### Problem details
Find and copy lines holding "text".
═════ Source data
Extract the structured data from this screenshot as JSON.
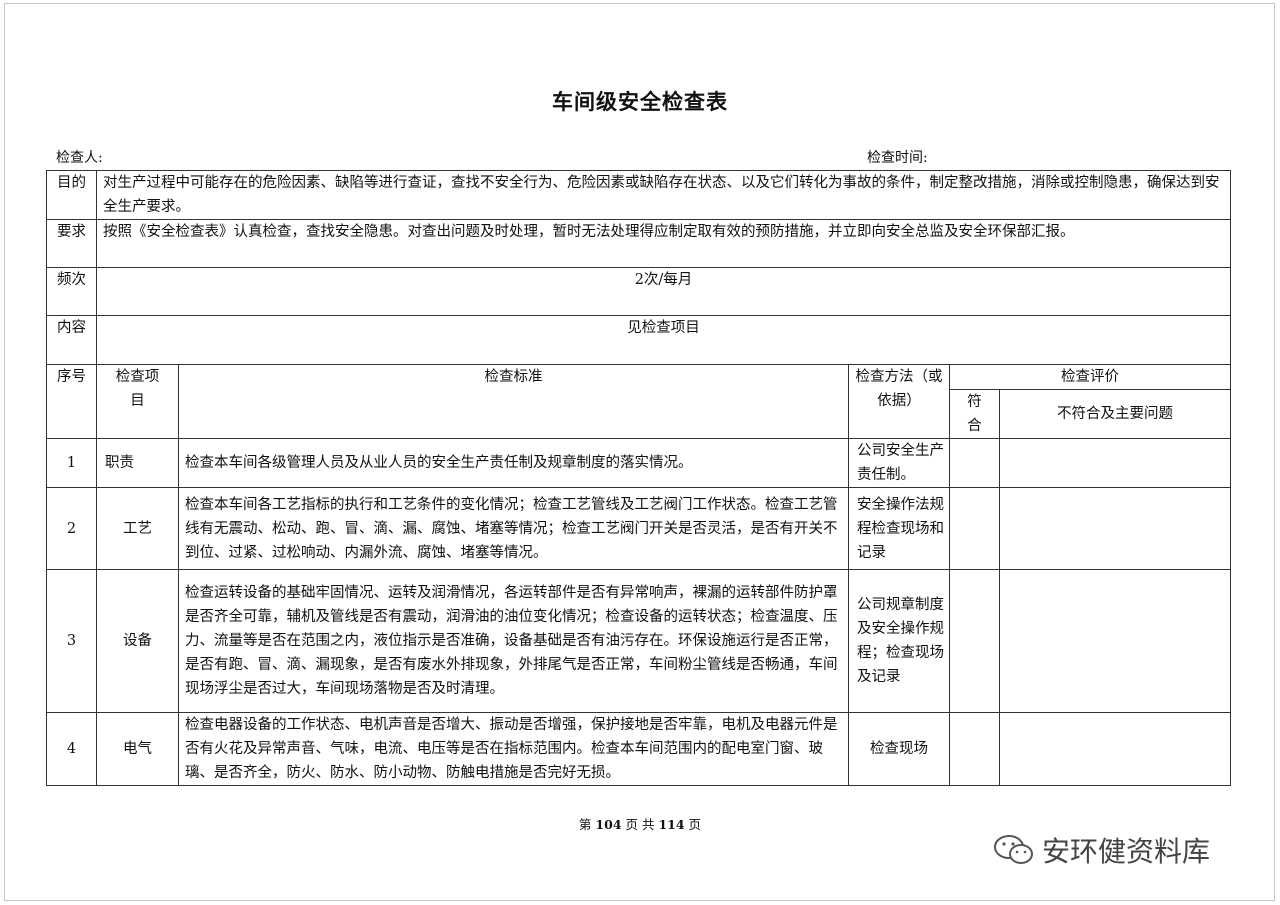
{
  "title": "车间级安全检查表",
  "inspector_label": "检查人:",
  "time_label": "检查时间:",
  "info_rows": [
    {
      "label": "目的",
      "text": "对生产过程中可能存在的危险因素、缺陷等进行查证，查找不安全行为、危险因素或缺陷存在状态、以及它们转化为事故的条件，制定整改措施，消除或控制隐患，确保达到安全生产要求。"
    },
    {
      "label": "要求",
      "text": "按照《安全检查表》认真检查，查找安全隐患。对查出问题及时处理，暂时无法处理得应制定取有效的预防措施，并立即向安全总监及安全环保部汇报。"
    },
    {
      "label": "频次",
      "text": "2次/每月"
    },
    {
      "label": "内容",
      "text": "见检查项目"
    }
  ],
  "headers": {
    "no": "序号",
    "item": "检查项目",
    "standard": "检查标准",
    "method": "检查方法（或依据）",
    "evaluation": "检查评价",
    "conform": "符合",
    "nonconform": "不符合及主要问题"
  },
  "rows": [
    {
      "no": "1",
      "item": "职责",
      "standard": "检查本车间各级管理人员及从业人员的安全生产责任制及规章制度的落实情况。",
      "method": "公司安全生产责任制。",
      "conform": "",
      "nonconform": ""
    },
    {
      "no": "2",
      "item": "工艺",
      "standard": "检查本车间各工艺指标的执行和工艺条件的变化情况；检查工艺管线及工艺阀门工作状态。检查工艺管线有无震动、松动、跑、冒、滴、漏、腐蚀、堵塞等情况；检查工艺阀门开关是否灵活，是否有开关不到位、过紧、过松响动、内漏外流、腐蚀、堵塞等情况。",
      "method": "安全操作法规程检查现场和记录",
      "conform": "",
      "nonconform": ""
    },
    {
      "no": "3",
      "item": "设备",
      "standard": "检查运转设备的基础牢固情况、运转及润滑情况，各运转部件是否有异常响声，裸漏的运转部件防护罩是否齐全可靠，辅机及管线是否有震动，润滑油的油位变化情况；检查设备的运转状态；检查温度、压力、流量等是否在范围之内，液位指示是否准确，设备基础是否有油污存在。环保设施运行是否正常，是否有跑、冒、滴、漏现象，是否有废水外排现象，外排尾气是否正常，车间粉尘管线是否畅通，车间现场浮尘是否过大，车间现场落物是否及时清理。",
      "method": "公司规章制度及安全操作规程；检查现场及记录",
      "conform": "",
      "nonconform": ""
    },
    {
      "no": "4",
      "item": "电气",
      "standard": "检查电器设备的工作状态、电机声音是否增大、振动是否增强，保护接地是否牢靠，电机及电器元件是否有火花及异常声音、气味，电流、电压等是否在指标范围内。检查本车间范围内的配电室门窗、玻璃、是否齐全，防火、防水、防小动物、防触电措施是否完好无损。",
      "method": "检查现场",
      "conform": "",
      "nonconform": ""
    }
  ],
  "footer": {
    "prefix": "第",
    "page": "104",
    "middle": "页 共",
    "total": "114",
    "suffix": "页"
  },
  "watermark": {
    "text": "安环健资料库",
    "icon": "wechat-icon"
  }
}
══════════
### Solution for this problem
      "text": "对生产过程中可能存在的危险因素、缺陷等进行查证，查找不安全行为、危险因素或缺陷存在状态、以及它们转化为事故的条件，制定整改措施，消除或控制隐患，确保达到安全生产要求。"
      "text": "按照《安全检查表》认真检查，查找安全隐患。对查出问题及时处理，暂时无法处理得应制定取有效的预防措施，并立即向安全总监及安全环保部汇报。"
      "text": "2次/每月"
      "text": "见检查项目"
    "text": "安环健资料库",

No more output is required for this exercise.